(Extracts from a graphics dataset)
▶

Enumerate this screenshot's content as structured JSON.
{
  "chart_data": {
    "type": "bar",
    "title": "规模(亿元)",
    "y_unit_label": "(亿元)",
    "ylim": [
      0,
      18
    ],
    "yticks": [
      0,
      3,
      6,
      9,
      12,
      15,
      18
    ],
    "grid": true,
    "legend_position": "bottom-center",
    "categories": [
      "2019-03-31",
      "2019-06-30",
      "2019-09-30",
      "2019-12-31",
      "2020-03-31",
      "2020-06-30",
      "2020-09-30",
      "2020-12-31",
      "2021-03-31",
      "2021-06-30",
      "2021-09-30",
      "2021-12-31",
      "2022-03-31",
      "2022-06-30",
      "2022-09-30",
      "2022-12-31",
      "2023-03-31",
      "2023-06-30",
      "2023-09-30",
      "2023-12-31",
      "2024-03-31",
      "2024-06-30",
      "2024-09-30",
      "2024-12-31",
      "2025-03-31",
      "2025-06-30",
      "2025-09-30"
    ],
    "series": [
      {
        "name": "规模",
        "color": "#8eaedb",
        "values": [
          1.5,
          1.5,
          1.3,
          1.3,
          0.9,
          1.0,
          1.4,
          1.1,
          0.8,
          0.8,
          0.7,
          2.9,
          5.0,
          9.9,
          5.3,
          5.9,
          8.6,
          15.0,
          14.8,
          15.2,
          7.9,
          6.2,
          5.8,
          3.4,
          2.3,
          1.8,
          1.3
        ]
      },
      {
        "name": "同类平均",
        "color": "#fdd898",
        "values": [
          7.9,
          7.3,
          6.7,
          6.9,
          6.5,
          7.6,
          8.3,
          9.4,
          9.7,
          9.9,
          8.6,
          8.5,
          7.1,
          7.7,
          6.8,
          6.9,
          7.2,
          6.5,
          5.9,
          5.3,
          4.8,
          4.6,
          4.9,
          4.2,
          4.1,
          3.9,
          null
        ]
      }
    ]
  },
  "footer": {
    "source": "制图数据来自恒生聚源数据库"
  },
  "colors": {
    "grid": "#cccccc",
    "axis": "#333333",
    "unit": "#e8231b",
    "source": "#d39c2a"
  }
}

◀

Exactly as written above, please repeat the entries.

• [Reply]:
Enumerate this screenshot's content as structured JSON.
{
  "chart_data": {
    "type": "bar",
    "title": "规模(亿元)",
    "y_unit_label": "(亿元)",
    "ylim": [
      0,
      18
    ],
    "yticks": [
      0,
      3,
      6,
      9,
      12,
      15,
      18
    ],
    "grid": true,
    "legend_position": "bottom-center",
    "categories": [
      "2019-03-31",
      "2019-06-30",
      "2019-09-30",
      "2019-12-31",
      "2020-03-31",
      "2020-06-30",
      "2020-09-30",
      "2020-12-31",
      "2021-03-31",
      "2021-06-30",
      "2021-09-30",
      "2021-12-31",
      "2022-03-31",
      "2022-06-30",
      "2022-09-30",
      "2022-12-31",
      "2023-03-31",
      "2023-06-30",
      "2023-09-30",
      "2023-12-31",
      "2024-03-31",
      "2024-06-30",
      "2024-09-30",
      "2024-12-31",
      "2025-03-31",
      "2025-06-30",
      "2025-09-30"
    ],
    "series": [
      {
        "name": "规模",
        "color": "#8eaedb",
        "values": [
          1.5,
          1.5,
          1.3,
          1.3,
          0.9,
          1.0,
          1.4,
          1.1,
          0.8,
          0.8,
          0.7,
          2.9,
          5.0,
          9.9,
          5.3,
          5.9,
          8.6,
          15.0,
          14.8,
          15.2,
          7.9,
          6.2,
          5.8,
          3.4,
          2.3,
          1.8,
          1.3
        ]
      },
      {
        "name": "同类平均",
        "color": "#fdd898",
        "values": [
          7.9,
          7.3,
          6.7,
          6.9,
          6.5,
          7.6,
          8.3,
          9.4,
          9.7,
          9.9,
          8.6,
          8.5,
          7.1,
          7.7,
          6.8,
          6.9,
          7.2,
          6.5,
          5.9,
          5.3,
          4.8,
          4.6,
          4.9,
          4.2,
          4.1,
          3.9,
          null
        ]
      }
    ]
  },
  "footer": {
    "source": "制图数据来自恒生聚源数据库"
  },
  "colors": {
    "grid": "#cccccc",
    "axis": "#333333",
    "unit": "#e8231b",
    "source": "#d39c2a"
  }
}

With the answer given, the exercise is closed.